#### [Instructions for the task]
In the copy, include every entry exactly but none of the images.

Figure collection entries
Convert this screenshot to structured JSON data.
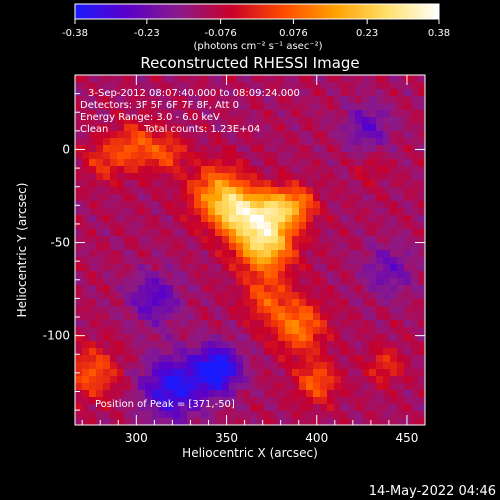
{
  "colorbar": {
    "ticks": [
      "-0.38",
      "-0.23",
      "-0.076",
      "0.076",
      "0.23",
      "0.38"
    ],
    "tick_values": [
      -0.38,
      -0.23,
      -0.076,
      0.076,
      0.23,
      0.38
    ],
    "unit_label": "(photons cm⁻² s⁻¹ asec⁻²)",
    "colors": [
      "#1a1aff",
      "#5a00c8",
      "#8a1a8a",
      "#c8002a",
      "#ff4a00",
      "#ffa000",
      "#ffe06a",
      "#ffffff"
    ]
  },
  "plot": {
    "title": "Reconstructed RHESSI Image",
    "info_line1": "3-Sep-2012 08:07:40.000 to 08:09:24.000",
    "info_line2": "Detectors: 3F 5F 6F 7F 8F, Att 0",
    "info_line3": "Energy Range: 3.0 - 6.0 keV",
    "info_line4a": "Clean",
    "info_line4b": "Total counts: 1.23E+04",
    "peak_label": "Position of Peak = [371,-50]",
    "xlabel": "Heliocentric X (arcsec)",
    "ylabel": "Heliocentric Y (arcsec)"
  },
  "timestamp": "14-May-2022 04:46",
  "chart_data": {
    "type": "heatmap",
    "title": "Reconstructed RHESSI Image",
    "xlabel": "Heliocentric X (arcsec)",
    "ylabel": "Heliocentric Y (arcsec)",
    "xlim": [
      266,
      460
    ],
    "ylim": [
      -148,
      40
    ],
    "x_ticks": [
      300,
      350,
      400,
      450
    ],
    "y_ticks": [
      0,
      -50,
      -100
    ],
    "color_range": [
      -0.38,
      0.38
    ],
    "peak": {
      "x": 371,
      "y": -50
    },
    "sources": [
      {
        "x": 371,
        "y": -50,
        "amplitude": 0.38,
        "sigma": 11
      },
      {
        "x": 357,
        "y": -34,
        "amplitude": 0.29,
        "sigma": 9
      },
      {
        "x": 345,
        "y": -24,
        "amplitude": 0.25,
        "sigma": 11
      },
      {
        "x": 376,
        "y": -32,
        "amplitude": 0.26,
        "sigma": 8
      },
      {
        "x": 390,
        "y": -30,
        "amplitude": 0.2,
        "sigma": 7
      },
      {
        "x": 300,
        "y": 2,
        "amplitude": 0.17,
        "sigma": 9
      },
      {
        "x": 318,
        "y": -2,
        "amplitude": 0.14,
        "sigma": 7
      },
      {
        "x": 282,
        "y": -6,
        "amplitude": 0.12,
        "sigma": 8
      },
      {
        "x": 390,
        "y": -95,
        "amplitude": 0.22,
        "sigma": 10
      },
      {
        "x": 400,
        "y": -125,
        "amplitude": 0.18,
        "sigma": 8
      },
      {
        "x": 372,
        "y": -80,
        "amplitude": 0.15,
        "sigma": 9
      },
      {
        "x": 276,
        "y": -120,
        "amplitude": 0.17,
        "sigma": 10
      },
      {
        "x": 438,
        "y": -116,
        "amplitude": 0.12,
        "sigma": 7
      },
      {
        "x": 430,
        "y": -10,
        "amplitude": 0.06,
        "sigma": 6
      },
      {
        "x": 320,
        "y": -128,
        "amplitude": -0.25,
        "sigma": 12
      },
      {
        "x": 345,
        "y": -118,
        "amplitude": -0.3,
        "sigma": 9
      },
      {
        "x": 310,
        "y": -80,
        "amplitude": -0.16,
        "sigma": 10
      },
      {
        "x": 428,
        "y": 12,
        "amplitude": -0.14,
        "sigma": 9
      },
      {
        "x": 440,
        "y": -65,
        "amplitude": -0.12,
        "sigma": 10
      }
    ]
  }
}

#### [Solution to the problem]
Convert this screenshot to structured JSON data.
{
  "colorbar": {
    "ticks": [
      "-0.38",
      "-0.23",
      "-0.076",
      "0.076",
      "0.23",
      "0.38"
    ],
    "tick_values": [
      -0.38,
      -0.23,
      -0.076,
      0.076,
      0.23,
      0.38
    ],
    "unit_label": "(photons cm⁻² s⁻¹ asec⁻²)",
    "colors": [
      "#1a1aff",
      "#5a00c8",
      "#8a1a8a",
      "#c8002a",
      "#ff4a00",
      "#ffa000",
      "#ffe06a",
      "#ffffff"
    ]
  },
  "plot": {
    "title": "Reconstructed RHESSI Image",
    "info_line1": "3-Sep-2012 08:07:40.000 to 08:09:24.000",
    "info_line2": "Detectors: 3F 5F 6F 7F 8F, Att 0",
    "info_line3": "Energy Range: 3.0 - 6.0 keV",
    "info_line4a": "Clean",
    "info_line4b": "Total counts: 1.23E+04",
    "peak_label": "Position of Peak = [371,-50]",
    "xlabel": "Heliocentric X (arcsec)",
    "ylabel": "Heliocentric Y (arcsec)"
  },
  "timestamp": "14-May-2022 04:46",
  "chart_data": {
    "type": "heatmap",
    "title": "Reconstructed RHESSI Image",
    "xlabel": "Heliocentric X (arcsec)",
    "ylabel": "Heliocentric Y (arcsec)",
    "xlim": [
      266,
      460
    ],
    "ylim": [
      -148,
      40
    ],
    "x_ticks": [
      300,
      350,
      400,
      450
    ],
    "y_ticks": [
      0,
      -50,
      -100
    ],
    "color_range": [
      -0.38,
      0.38
    ],
    "peak": {
      "x": 371,
      "y": -50
    },
    "sources": [
      {
        "x": 371,
        "y": -50,
        "amplitude": 0.38,
        "sigma": 11
      },
      {
        "x": 357,
        "y": -34,
        "amplitude": 0.29,
        "sigma": 9
      },
      {
        "x": 345,
        "y": -24,
        "amplitude": 0.25,
        "sigma": 11
      },
      {
        "x": 376,
        "y": -32,
        "amplitude": 0.26,
        "sigma": 8
      },
      {
        "x": 390,
        "y": -30,
        "amplitude": 0.2,
        "sigma": 7
      },
      {
        "x": 300,
        "y": 2,
        "amplitude": 0.17,
        "sigma": 9
      },
      {
        "x": 318,
        "y": -2,
        "amplitude": 0.14,
        "sigma": 7
      },
      {
        "x": 282,
        "y": -6,
        "amplitude": 0.12,
        "sigma": 8
      },
      {
        "x": 390,
        "y": -95,
        "amplitude": 0.22,
        "sigma": 10
      },
      {
        "x": 400,
        "y": -125,
        "amplitude": 0.18,
        "sigma": 8
      },
      {
        "x": 372,
        "y": -80,
        "amplitude": 0.15,
        "sigma": 9
      },
      {
        "x": 276,
        "y": -120,
        "amplitude": 0.17,
        "sigma": 10
      },
      {
        "x": 438,
        "y": -116,
        "amplitude": 0.12,
        "sigma": 7
      },
      {
        "x": 430,
        "y": -10,
        "amplitude": 0.06,
        "sigma": 6
      },
      {
        "x": 320,
        "y": -128,
        "amplitude": -0.25,
        "sigma": 12
      },
      {
        "x": 345,
        "y": -118,
        "amplitude": -0.3,
        "sigma": 9
      },
      {
        "x": 310,
        "y": -80,
        "amplitude": -0.16,
        "sigma": 10
      },
      {
        "x": 428,
        "y": 12,
        "amplitude": -0.14,
        "sigma": 9
      },
      {
        "x": 440,
        "y": -65,
        "amplitude": -0.12,
        "sigma": 10
      }
    ]
  }
}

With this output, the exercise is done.